• Available records:
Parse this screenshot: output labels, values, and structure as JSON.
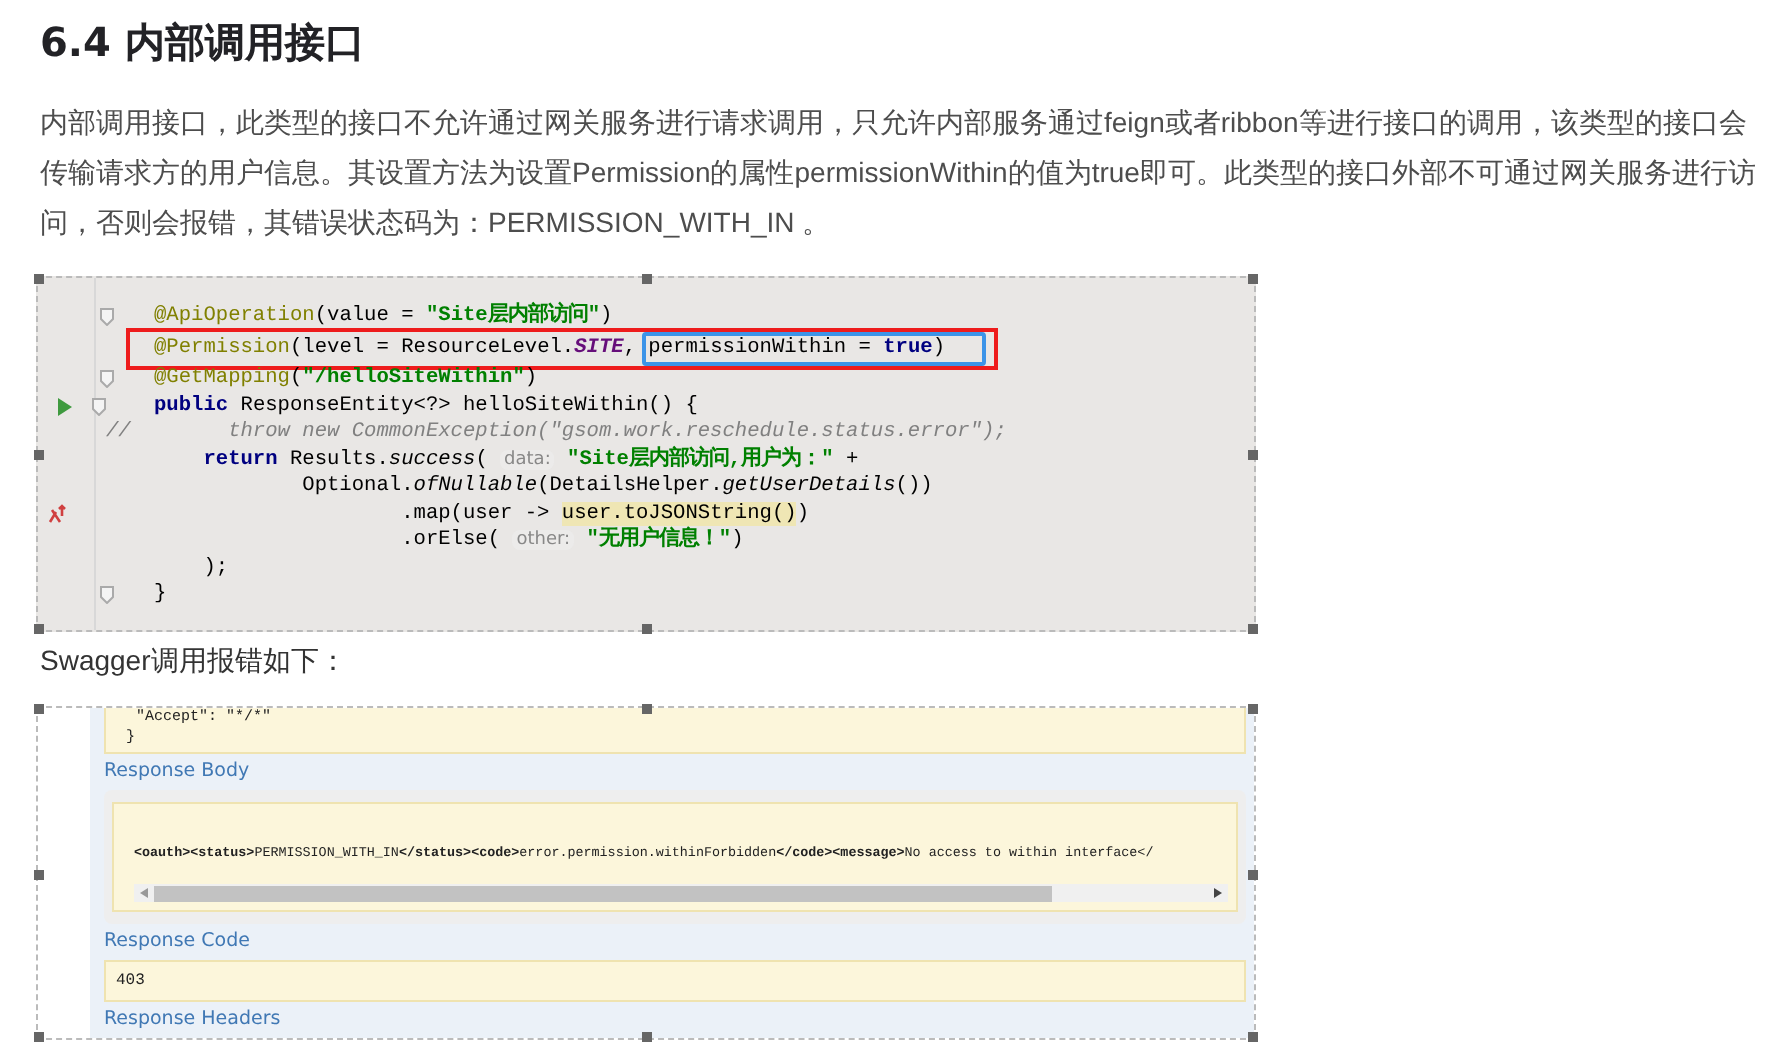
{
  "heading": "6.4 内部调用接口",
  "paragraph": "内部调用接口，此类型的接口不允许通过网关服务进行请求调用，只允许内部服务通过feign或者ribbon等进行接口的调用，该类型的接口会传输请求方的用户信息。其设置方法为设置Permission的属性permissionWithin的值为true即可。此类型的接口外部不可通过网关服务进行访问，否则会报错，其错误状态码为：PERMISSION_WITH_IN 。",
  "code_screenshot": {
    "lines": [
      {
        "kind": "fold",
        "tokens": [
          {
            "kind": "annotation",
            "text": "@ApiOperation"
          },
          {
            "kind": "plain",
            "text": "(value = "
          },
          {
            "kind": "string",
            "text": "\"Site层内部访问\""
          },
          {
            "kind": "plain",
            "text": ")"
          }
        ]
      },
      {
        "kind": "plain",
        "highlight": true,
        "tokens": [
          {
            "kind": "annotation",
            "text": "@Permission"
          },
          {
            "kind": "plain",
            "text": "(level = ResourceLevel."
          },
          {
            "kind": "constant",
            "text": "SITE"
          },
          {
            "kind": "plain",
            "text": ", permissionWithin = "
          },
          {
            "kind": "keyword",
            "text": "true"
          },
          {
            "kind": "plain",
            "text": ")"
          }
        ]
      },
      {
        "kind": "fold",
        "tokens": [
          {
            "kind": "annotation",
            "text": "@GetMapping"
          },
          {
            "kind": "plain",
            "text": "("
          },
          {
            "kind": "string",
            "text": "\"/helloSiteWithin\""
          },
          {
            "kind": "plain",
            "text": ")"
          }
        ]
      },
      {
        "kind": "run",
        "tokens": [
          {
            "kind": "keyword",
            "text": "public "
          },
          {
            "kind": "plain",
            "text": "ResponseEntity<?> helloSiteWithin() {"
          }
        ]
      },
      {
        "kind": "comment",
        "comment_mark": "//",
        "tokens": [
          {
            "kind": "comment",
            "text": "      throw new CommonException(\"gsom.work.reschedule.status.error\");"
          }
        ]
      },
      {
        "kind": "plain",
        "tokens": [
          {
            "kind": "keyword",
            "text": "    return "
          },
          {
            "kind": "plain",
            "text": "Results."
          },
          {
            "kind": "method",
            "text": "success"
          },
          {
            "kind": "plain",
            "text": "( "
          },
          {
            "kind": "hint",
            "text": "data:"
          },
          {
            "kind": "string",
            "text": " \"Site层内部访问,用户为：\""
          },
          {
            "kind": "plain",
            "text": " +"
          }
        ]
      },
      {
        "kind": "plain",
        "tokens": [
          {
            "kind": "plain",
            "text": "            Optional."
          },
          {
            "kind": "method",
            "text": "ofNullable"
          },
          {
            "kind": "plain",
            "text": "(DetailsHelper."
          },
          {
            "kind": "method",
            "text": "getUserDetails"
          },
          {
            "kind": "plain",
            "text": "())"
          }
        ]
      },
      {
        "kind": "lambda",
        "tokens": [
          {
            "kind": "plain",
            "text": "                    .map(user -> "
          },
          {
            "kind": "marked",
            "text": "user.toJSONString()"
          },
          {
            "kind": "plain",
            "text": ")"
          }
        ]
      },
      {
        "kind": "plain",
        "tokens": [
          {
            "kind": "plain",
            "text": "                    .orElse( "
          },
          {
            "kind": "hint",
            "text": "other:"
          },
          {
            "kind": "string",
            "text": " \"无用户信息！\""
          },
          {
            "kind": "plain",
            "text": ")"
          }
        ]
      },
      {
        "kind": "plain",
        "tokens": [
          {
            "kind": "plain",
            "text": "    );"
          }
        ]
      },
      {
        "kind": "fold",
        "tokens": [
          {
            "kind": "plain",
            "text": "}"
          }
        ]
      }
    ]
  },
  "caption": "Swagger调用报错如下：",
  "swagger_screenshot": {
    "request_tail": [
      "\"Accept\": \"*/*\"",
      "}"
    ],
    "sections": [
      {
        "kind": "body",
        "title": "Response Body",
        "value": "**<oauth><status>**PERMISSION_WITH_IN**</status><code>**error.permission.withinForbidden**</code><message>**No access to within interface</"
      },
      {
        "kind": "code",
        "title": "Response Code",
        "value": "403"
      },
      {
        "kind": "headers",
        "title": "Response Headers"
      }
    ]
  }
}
--
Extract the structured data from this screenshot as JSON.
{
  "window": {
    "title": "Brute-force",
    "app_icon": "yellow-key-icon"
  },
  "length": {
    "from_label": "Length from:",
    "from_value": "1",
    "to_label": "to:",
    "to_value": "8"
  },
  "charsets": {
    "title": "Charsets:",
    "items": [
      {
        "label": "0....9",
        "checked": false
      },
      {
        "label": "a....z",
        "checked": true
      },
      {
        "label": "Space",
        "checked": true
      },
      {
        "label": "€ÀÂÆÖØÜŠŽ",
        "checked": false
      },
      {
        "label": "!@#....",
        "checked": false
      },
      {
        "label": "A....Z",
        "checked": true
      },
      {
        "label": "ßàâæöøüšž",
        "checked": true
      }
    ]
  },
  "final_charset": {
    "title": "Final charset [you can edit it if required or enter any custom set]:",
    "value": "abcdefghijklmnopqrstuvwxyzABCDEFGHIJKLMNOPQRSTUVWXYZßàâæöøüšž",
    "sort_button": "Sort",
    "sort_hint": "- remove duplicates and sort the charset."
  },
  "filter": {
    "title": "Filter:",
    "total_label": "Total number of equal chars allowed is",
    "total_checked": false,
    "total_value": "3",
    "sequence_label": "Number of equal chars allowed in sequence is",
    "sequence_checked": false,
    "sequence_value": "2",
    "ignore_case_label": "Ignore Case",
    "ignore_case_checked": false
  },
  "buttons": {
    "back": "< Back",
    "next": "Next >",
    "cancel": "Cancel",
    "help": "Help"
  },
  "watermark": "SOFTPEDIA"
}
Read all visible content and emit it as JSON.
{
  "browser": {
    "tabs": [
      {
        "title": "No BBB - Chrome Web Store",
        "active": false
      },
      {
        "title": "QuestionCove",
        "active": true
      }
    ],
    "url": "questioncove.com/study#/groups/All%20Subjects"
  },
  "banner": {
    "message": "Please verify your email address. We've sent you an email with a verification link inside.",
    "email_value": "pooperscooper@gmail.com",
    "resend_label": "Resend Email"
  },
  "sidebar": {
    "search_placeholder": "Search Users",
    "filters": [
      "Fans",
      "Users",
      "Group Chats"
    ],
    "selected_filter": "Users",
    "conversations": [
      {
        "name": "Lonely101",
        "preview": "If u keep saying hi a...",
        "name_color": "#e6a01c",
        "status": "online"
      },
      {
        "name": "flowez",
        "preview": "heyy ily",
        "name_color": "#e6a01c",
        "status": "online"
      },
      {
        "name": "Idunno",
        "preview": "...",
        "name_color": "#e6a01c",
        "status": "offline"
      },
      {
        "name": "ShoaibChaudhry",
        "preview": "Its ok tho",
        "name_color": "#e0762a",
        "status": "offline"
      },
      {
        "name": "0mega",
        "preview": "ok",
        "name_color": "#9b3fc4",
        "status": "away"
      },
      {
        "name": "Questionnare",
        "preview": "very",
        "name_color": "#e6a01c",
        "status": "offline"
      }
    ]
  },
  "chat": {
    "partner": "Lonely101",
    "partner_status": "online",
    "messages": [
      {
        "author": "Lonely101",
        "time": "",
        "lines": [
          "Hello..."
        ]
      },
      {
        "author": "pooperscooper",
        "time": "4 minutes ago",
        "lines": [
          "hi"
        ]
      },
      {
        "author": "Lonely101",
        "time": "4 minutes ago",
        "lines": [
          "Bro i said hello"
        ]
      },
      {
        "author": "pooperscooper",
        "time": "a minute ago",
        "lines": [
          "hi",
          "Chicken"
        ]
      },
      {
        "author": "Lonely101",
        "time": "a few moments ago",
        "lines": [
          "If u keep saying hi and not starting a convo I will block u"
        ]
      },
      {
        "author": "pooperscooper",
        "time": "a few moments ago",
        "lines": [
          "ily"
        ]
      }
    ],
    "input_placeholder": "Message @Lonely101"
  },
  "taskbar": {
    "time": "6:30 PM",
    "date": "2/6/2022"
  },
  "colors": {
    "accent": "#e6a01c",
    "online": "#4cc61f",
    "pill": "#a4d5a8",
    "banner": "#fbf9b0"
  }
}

• Task: Pick out all lines containing the string "keep".

• Solution to the exercise:
        "preview": "If u keep saying hi a...",
          "If u keep saying hi and not starting a convo I will block u"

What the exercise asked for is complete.